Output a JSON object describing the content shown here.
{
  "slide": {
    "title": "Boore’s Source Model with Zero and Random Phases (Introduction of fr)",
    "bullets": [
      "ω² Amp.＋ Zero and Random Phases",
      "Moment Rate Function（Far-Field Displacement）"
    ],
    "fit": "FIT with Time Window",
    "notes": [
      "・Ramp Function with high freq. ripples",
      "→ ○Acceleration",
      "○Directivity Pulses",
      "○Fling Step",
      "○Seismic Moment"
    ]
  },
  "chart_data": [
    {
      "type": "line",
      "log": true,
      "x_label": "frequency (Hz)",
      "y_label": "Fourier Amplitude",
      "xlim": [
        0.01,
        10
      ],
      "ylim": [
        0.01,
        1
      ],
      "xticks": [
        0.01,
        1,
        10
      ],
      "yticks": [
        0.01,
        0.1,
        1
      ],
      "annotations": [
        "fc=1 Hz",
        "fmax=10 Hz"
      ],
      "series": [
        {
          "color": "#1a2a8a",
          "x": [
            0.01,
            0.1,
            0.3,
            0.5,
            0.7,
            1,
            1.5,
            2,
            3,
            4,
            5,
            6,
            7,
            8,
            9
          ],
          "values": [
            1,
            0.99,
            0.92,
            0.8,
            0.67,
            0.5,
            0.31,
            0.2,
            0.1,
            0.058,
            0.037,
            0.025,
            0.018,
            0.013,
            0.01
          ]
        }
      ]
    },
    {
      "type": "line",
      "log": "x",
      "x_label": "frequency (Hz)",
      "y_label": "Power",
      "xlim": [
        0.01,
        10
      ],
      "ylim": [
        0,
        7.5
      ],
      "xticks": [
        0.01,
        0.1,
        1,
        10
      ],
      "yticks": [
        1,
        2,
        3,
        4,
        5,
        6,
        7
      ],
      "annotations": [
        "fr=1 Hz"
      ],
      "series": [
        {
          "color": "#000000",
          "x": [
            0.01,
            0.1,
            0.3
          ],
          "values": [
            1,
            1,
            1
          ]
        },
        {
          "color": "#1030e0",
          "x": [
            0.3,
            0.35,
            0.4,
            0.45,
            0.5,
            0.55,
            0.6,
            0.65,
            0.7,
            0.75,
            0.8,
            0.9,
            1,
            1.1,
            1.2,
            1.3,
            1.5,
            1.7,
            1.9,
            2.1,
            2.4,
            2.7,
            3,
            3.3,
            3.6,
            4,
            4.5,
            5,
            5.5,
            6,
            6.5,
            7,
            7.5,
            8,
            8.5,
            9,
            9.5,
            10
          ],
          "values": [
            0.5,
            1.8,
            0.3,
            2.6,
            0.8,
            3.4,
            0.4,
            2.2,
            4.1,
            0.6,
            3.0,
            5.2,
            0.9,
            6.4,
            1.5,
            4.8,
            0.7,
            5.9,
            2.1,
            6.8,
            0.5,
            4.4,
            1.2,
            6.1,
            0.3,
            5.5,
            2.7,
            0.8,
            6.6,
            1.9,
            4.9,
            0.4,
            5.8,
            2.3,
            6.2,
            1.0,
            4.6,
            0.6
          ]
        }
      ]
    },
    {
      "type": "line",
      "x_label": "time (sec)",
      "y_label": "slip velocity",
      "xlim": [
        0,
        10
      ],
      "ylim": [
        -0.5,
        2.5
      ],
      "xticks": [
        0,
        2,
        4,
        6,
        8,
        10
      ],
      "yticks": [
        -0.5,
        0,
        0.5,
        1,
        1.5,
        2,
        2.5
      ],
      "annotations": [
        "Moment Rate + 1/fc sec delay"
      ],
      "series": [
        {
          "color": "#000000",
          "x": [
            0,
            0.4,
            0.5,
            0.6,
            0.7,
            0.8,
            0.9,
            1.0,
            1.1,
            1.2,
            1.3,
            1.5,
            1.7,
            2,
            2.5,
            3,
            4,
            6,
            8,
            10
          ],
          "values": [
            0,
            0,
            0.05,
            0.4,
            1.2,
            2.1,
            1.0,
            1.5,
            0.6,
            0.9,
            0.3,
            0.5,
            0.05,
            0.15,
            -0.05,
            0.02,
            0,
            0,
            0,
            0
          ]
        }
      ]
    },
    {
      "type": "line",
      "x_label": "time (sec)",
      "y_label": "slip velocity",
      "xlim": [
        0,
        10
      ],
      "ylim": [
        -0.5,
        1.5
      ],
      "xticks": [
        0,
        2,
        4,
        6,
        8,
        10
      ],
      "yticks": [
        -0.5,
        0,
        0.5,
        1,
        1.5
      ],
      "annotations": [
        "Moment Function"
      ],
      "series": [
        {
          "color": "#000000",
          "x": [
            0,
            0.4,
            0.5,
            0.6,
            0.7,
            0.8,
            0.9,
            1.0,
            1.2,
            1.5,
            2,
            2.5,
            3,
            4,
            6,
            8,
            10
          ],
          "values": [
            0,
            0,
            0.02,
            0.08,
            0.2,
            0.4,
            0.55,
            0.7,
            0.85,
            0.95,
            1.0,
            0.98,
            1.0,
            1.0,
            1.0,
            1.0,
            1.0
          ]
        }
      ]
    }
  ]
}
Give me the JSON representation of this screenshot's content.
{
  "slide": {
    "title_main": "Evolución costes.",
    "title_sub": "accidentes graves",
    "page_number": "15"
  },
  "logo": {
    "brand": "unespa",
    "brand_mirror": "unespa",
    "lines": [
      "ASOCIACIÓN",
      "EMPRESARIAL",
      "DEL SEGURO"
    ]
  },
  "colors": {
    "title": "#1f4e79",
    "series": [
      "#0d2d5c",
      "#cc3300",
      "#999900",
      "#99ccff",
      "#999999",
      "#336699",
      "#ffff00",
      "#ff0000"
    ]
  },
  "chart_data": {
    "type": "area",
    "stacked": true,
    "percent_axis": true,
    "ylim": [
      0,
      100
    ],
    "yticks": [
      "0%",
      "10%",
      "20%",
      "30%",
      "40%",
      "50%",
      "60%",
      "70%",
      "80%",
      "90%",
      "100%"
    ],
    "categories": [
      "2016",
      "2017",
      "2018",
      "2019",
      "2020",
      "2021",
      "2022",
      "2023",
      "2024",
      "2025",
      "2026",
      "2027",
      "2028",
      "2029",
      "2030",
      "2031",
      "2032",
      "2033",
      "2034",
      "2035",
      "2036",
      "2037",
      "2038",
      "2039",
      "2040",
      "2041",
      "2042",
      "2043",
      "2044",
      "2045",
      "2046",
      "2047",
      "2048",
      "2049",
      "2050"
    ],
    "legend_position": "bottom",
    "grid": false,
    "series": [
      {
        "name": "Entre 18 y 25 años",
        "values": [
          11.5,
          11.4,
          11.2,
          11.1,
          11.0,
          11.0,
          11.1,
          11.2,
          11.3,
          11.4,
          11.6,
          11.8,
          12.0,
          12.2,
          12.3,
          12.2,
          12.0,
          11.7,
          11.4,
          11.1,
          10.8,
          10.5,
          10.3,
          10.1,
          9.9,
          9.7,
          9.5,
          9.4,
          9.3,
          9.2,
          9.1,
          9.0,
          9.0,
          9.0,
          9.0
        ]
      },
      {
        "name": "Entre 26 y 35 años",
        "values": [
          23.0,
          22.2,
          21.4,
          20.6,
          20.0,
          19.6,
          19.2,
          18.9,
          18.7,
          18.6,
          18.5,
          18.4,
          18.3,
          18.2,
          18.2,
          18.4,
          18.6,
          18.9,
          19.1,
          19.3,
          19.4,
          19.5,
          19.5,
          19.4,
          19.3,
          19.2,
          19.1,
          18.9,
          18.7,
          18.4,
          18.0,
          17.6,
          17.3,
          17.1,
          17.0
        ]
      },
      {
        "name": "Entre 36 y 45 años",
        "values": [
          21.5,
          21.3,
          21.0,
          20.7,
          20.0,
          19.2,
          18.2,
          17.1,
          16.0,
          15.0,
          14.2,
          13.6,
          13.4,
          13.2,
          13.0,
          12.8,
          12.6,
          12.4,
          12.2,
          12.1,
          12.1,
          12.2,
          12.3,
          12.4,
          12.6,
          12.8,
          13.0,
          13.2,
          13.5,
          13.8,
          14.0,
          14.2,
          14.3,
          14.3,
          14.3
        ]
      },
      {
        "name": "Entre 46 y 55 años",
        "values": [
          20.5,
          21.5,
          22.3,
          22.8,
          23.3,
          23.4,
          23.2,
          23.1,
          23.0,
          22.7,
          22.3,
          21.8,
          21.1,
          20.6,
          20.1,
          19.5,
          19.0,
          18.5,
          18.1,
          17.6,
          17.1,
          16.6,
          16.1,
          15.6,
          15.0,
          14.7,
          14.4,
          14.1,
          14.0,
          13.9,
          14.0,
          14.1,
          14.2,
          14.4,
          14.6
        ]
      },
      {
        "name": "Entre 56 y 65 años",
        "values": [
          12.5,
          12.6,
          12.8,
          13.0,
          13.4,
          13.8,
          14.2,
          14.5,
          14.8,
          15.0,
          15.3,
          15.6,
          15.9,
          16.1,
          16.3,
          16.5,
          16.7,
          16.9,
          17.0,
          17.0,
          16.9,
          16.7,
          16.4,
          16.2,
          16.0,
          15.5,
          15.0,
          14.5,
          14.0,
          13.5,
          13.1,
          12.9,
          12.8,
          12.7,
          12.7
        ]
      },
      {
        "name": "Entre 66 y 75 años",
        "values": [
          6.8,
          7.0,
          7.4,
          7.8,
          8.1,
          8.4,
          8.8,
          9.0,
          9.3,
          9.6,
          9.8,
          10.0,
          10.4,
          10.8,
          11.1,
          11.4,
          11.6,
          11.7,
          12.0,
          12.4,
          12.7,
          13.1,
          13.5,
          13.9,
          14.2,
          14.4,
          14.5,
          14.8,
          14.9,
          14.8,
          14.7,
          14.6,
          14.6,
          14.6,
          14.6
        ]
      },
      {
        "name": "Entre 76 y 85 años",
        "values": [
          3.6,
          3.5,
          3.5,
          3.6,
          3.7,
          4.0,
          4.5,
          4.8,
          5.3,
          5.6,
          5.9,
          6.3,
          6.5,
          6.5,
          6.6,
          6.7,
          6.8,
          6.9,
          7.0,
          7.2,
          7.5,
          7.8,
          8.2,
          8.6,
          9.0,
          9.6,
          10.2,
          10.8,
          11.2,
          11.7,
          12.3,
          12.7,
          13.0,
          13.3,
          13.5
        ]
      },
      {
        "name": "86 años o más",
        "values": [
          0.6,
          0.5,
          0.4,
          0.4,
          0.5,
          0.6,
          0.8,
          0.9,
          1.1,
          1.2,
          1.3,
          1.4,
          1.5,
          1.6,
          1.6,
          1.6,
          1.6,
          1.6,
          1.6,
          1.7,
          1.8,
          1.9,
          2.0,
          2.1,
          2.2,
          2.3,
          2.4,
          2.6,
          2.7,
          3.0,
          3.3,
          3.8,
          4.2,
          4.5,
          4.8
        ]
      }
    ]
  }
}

####################

- [Aim]:
Which lines above contain "content"? Show each of them.

- [Output of the exercise]:
Output a JSON object describing the content shown here.
Give me the JSON representation of this screenshot's content.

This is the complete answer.